- Page extract -
The sudden roaring burst of thunder jolted me into consciousness. I thrashed upright as the room illuminated with lighting.
My husband’s voice let me know he was awake. “That was really close.” The whip-up from Hurricane Florence raged, but we could still hear the sound of our two youngest kids through the thunder. The clock read 2:13 am. Once the children had fallen back asleep, I rejoined my man in our room. “That was amazing. No wonder the Israelites were terrified of God’s voice.”
Not even 18 hours before, we sat in worship, Bibles open to Exodus 20. While Moses received the Ten Commandments, the Israelites remained afraid of the thunder and lightning. As we read the familiar text, I noticed a phrase I had previously underlined. Immediately after the commandments are listed comes this passage:
“Now when all the people saw the thunder and the flashes of lightning and the sound of the trumpet and the mountain smoking, the people were afraid and trembled, and they stood far off and said to Moses, ” You speak to us, and we will listen; but do not let God speak to us, lest we die. Moses said to the people, “Do not fear, for God has come to test you, that the fear of him may be before you, that you may not sin. The people stood far off, while Moses drew near to the thick darkness where God was.”
It is so easy to scoff at the Israelites. Afraid? Okay, fine– but GOD is there. Gird your loins, be brave and endure the fear to be with God. The last time the Israelites had seen thunder and lightning was during the plague of hail in Egypt. No wonder they were scared. The Israelites had the opportunity to go up a mountain and hear the voice of God- to be in his presence. Yet they didn’t, because they were afraid. God’s purpose was to keep his people from sinning, but they chose to stand far off from what they feared. They wanted to know God’s Will and receive his blessing without the risk.
I don’t want to be in the dark place either. There is a lot to be afraid of in the darkness.

- Tasks -
(1) Revise the reflection on Exodus 20, starting at "It is so easy" and ending at "in the darkness.", and replace "thunder and lightning" with "a storm".
(2) In the reflection on Exodus 20, what time did the clock read after the thunder woke the writer?

- Recorded information -
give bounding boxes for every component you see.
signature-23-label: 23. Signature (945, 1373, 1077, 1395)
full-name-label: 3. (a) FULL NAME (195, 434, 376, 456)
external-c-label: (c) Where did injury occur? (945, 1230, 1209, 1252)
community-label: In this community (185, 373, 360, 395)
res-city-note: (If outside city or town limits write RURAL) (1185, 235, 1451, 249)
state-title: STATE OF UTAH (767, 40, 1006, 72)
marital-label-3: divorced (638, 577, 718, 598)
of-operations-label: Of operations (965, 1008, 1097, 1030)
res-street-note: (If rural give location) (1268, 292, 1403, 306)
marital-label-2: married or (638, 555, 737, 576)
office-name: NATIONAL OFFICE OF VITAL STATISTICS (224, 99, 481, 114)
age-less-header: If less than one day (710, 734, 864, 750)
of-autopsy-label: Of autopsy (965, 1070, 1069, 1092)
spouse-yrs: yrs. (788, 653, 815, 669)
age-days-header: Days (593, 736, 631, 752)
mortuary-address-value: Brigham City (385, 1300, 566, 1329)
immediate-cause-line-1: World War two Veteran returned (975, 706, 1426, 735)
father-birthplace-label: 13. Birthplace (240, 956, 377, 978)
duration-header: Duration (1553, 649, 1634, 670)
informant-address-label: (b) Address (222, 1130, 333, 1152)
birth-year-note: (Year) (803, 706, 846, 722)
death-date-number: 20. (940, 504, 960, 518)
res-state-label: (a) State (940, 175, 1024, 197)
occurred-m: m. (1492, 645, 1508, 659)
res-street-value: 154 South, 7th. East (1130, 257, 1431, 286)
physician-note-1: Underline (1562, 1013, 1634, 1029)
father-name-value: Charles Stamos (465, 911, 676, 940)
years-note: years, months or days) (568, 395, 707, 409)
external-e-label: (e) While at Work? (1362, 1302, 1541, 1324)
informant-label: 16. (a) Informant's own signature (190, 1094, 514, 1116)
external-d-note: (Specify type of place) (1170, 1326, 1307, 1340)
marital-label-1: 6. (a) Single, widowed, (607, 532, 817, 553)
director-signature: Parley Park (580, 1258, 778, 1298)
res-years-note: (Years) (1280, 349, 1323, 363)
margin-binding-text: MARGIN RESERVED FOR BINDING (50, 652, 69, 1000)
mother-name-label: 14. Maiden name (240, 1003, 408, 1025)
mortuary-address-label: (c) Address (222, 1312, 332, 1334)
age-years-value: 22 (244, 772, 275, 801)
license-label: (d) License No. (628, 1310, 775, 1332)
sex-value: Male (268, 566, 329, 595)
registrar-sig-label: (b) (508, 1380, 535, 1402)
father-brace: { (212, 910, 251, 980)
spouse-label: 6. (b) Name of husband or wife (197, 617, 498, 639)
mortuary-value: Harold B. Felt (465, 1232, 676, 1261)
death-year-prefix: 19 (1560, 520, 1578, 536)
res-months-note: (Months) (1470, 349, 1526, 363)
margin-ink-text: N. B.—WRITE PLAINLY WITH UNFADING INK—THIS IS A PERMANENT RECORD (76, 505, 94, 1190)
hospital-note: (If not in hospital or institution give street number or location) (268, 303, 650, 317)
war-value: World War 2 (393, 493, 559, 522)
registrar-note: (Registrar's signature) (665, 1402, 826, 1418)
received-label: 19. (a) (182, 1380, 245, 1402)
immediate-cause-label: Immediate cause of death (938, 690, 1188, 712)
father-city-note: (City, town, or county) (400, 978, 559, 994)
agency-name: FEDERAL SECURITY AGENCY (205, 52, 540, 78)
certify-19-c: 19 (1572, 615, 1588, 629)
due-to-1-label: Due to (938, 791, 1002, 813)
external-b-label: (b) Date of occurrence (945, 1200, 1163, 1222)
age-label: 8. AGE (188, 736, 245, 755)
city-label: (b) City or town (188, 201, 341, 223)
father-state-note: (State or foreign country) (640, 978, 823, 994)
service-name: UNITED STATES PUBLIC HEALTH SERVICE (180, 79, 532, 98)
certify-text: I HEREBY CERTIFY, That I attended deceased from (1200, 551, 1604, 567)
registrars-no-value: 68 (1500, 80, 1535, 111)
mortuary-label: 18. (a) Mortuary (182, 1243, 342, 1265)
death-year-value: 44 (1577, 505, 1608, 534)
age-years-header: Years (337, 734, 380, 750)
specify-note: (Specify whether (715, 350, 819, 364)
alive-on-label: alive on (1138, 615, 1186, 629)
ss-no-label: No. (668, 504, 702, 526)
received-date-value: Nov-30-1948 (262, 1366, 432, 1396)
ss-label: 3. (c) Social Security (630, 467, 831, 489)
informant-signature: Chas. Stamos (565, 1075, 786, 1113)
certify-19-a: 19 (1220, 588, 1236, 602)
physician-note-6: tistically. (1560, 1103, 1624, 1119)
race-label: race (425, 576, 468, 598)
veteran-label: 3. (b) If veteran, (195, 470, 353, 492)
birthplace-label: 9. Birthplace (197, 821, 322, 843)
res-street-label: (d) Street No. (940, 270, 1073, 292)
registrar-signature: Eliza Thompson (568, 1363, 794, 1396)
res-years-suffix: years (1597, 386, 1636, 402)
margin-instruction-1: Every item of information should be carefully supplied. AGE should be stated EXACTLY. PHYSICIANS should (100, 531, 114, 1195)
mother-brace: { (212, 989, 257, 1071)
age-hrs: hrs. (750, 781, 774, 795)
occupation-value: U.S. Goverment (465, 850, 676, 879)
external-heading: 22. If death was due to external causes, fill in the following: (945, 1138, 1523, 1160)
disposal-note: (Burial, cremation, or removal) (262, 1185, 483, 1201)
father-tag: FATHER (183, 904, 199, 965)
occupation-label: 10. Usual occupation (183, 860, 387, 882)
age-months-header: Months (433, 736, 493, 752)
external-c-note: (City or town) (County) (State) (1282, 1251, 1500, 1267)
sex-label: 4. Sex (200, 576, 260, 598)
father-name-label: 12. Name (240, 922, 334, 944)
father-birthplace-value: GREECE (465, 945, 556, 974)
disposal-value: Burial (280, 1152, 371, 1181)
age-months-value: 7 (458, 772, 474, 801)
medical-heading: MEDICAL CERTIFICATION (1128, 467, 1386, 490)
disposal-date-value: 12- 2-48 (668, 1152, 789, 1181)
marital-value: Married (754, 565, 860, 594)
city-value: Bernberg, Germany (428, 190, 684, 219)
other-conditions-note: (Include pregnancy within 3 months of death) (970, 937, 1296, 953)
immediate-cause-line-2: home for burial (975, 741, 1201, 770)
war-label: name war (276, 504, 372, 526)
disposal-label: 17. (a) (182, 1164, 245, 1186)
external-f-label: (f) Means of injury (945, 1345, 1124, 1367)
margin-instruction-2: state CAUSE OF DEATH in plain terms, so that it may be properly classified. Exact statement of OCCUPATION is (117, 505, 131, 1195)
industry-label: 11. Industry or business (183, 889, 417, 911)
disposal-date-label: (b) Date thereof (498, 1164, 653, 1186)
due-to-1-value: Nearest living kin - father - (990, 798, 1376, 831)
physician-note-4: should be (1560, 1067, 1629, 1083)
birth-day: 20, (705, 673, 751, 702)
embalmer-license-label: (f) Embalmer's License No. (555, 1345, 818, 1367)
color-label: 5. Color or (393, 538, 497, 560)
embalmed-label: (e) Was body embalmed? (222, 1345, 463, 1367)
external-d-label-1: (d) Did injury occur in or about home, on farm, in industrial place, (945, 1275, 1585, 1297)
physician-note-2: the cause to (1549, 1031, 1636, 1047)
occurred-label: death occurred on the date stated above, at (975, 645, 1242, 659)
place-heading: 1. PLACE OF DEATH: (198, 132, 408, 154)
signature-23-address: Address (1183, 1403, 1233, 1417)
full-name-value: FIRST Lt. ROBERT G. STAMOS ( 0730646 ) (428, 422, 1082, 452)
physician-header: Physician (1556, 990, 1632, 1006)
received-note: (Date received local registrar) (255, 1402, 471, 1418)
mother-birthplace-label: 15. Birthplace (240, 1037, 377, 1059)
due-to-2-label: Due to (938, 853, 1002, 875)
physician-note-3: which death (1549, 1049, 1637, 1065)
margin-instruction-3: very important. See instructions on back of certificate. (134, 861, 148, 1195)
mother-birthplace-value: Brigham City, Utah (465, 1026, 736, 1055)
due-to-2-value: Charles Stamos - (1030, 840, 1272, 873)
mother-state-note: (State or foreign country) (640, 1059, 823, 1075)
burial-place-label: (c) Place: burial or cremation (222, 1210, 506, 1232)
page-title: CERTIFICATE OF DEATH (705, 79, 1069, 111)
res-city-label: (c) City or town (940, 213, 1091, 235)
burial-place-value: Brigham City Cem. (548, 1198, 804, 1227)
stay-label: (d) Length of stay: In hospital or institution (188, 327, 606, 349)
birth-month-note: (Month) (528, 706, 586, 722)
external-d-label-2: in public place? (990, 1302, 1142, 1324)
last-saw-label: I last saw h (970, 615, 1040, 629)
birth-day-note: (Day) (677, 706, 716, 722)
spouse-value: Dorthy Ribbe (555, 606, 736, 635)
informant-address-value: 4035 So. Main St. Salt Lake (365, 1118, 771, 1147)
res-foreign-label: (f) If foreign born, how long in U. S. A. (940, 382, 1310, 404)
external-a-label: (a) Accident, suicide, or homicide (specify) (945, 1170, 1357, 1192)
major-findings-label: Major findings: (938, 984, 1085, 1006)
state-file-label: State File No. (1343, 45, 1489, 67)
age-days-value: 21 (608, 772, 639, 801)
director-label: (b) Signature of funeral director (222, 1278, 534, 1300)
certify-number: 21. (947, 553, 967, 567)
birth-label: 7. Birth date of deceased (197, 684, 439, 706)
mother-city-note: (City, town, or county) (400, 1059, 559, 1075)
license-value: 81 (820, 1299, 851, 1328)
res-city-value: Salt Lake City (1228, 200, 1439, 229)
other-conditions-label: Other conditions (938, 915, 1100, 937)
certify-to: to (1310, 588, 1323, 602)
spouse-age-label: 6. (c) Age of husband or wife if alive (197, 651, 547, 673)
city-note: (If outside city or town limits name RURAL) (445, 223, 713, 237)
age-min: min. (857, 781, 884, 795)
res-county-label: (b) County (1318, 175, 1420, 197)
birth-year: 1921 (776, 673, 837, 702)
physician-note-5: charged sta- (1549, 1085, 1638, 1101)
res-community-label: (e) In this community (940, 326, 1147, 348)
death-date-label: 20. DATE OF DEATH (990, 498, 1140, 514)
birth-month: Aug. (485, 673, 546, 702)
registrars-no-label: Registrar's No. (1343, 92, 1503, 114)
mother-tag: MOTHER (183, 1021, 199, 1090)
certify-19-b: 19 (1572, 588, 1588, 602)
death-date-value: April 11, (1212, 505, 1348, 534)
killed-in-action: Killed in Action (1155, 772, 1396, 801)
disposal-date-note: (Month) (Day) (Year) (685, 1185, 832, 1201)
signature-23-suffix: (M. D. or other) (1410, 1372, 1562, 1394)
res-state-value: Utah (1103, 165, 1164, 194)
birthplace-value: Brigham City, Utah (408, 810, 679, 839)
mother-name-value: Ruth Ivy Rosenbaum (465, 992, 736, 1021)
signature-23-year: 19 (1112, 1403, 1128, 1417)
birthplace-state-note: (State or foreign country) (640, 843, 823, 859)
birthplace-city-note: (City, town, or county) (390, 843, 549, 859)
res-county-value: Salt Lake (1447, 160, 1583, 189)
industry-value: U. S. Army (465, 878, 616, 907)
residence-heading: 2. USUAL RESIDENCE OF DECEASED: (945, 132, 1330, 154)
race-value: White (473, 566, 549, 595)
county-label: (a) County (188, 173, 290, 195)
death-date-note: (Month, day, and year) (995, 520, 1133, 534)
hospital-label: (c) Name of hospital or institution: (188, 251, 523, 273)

- Solutions to each task -
(1)
It is so easy to scoff at the Israelites. Afraid? Okay, fine– but GOD is there. Gird your loins, be brave and endure the fear to be with God. The last time the Israelites had seen a storm was during the plague of hail in Egypt. No wonder they were scared. The Israelites had the opportunity to go up a mountain and hear the voice of God- to be in his presence. Yet they didn’t, because they were afraid. God’s purpose was to keep his people from sinning, but they chose to stand far off from what they feared. They wanted to know God’s Will and receive his blessing without the risk.
I don’t want to be in the dark place either. There is a lot to be afraid of in the darkness.

(2) 2:13 am